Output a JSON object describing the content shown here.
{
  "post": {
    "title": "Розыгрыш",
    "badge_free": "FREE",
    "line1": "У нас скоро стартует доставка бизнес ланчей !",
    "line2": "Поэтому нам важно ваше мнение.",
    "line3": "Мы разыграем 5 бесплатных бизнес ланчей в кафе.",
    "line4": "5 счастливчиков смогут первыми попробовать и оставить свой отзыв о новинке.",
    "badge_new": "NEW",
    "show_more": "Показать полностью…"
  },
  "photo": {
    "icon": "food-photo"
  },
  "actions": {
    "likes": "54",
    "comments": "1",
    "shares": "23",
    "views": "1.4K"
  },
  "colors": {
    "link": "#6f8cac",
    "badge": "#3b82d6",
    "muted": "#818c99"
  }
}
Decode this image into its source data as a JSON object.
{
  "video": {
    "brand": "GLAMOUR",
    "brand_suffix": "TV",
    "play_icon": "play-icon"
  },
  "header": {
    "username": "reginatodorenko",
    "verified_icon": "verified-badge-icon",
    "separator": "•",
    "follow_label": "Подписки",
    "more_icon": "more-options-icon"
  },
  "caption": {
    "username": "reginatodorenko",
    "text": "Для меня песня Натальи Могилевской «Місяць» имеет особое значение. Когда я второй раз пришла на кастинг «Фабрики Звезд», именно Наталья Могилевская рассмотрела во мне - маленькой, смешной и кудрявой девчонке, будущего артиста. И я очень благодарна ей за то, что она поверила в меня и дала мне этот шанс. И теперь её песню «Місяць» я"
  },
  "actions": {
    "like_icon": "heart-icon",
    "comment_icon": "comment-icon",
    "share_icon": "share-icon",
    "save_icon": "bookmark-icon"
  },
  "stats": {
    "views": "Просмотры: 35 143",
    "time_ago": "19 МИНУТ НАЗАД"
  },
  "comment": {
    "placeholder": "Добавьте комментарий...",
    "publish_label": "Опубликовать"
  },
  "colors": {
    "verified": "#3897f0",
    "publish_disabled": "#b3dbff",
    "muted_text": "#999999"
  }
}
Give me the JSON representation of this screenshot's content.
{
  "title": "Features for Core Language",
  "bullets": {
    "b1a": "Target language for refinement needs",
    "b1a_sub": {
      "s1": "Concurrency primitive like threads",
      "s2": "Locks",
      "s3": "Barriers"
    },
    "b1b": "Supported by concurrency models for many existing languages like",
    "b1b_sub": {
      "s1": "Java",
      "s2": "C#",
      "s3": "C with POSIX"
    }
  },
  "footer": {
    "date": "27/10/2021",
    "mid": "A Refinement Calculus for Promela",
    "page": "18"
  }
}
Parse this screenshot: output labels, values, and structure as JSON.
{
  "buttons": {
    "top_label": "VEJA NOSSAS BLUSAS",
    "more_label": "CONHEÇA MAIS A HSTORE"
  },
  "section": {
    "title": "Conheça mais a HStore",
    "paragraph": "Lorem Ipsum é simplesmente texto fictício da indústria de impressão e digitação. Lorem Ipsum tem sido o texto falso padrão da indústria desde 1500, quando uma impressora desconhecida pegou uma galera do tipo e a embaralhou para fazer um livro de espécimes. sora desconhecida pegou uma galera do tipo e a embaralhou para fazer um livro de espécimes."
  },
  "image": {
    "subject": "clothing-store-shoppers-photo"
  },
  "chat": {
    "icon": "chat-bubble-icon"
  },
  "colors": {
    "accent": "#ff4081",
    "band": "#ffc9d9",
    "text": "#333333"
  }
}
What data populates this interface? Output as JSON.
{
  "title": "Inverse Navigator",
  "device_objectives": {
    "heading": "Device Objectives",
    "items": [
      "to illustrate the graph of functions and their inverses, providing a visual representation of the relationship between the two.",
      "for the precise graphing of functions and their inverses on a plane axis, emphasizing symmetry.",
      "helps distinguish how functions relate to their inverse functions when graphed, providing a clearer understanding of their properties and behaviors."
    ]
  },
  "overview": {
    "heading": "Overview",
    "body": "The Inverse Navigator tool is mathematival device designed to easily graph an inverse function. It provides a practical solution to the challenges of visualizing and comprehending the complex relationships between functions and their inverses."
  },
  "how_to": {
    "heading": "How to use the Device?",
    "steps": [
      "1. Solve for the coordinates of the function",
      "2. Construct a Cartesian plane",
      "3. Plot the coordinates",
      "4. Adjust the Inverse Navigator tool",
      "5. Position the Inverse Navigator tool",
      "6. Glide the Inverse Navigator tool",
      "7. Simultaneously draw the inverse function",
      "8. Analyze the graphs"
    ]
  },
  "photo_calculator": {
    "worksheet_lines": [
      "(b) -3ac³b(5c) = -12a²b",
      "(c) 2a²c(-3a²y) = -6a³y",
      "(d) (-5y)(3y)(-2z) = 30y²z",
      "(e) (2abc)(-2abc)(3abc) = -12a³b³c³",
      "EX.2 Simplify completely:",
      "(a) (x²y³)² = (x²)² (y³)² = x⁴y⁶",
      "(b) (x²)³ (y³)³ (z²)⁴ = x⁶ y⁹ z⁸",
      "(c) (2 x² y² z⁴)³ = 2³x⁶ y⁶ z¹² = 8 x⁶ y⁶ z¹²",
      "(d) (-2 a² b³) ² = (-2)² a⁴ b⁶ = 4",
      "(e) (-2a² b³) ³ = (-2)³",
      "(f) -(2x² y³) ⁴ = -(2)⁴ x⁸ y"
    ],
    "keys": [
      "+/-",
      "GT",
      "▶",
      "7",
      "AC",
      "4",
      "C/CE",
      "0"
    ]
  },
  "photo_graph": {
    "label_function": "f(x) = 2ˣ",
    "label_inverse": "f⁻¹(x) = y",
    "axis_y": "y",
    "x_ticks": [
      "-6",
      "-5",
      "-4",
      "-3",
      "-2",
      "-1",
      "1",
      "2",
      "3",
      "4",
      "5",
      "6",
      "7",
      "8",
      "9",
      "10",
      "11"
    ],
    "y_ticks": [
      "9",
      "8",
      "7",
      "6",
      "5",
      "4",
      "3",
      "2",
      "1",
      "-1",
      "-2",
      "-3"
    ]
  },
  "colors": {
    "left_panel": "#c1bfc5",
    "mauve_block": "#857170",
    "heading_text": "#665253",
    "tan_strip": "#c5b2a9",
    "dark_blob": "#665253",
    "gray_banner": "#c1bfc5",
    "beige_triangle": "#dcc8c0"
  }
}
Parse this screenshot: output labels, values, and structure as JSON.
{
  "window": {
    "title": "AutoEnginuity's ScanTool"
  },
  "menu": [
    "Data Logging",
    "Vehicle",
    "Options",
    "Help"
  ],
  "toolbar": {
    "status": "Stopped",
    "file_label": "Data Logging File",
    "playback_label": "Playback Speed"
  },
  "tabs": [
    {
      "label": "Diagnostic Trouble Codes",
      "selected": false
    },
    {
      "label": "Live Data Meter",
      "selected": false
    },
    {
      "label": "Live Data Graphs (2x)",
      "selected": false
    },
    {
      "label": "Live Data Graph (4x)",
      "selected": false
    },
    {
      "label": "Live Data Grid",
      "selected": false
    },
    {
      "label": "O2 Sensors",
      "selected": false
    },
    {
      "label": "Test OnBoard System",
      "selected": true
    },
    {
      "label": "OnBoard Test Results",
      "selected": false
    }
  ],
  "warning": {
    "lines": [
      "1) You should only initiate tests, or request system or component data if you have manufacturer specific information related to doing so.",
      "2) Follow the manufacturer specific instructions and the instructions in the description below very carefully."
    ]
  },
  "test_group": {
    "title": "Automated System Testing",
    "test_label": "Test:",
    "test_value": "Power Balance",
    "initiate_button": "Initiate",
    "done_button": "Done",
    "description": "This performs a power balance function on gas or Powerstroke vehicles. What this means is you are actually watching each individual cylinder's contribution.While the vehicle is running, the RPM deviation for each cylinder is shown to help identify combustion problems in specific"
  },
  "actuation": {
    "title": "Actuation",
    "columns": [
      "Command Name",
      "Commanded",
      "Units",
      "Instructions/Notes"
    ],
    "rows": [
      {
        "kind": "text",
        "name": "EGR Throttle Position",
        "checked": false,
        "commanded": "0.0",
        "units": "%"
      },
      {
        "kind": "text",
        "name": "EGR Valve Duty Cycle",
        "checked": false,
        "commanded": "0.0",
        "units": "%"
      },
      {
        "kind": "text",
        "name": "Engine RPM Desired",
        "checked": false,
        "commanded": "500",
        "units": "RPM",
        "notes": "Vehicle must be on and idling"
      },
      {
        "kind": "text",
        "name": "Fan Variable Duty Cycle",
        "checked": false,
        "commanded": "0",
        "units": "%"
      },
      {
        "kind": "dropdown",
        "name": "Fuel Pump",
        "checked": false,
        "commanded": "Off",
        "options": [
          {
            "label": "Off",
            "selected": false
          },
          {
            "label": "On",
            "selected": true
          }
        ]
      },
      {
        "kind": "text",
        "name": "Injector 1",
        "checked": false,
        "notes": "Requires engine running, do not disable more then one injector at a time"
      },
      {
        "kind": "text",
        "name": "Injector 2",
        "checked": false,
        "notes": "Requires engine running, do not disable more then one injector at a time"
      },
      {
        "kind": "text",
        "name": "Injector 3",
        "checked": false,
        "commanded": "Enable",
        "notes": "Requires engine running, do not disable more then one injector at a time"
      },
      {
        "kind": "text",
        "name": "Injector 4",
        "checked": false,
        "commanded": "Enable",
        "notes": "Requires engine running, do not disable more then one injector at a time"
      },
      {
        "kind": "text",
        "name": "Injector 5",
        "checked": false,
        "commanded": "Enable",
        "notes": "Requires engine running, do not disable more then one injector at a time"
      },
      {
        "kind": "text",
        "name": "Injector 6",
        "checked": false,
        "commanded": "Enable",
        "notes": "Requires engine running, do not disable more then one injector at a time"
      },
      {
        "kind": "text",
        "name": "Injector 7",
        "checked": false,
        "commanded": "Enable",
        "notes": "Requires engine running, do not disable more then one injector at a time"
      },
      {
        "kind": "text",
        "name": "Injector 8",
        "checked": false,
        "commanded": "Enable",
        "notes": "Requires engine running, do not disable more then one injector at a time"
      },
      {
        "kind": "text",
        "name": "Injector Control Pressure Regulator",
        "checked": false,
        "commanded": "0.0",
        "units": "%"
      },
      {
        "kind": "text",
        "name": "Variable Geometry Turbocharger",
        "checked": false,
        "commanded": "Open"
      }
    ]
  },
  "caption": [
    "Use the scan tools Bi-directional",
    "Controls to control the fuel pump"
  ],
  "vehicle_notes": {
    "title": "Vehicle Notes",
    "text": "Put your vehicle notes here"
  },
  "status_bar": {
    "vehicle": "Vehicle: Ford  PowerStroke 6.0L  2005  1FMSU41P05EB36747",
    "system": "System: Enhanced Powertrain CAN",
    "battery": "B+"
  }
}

## WHAT IS ASKED
Scan the listing above for the word "functions" and show each line where it is found.

## IN RESPONSE
      "to illustrate the graph of functions and their inverses, providing a visual representation of the relationship between the two.",
      "for the precise graphing of functions and their inverses on a plane axis, emphasizing symmetry.",
      "helps distinguish how functions relate to their inverse functions when graphed, providing a clearer understanding of their properties and behaviors."
    "body": "The Inverse Navigator tool is mathematival device designed to easily graph an inverse function. It provides a practical solution to the challenges of visualizing and comprehending the complex relationships between functions and their inverses."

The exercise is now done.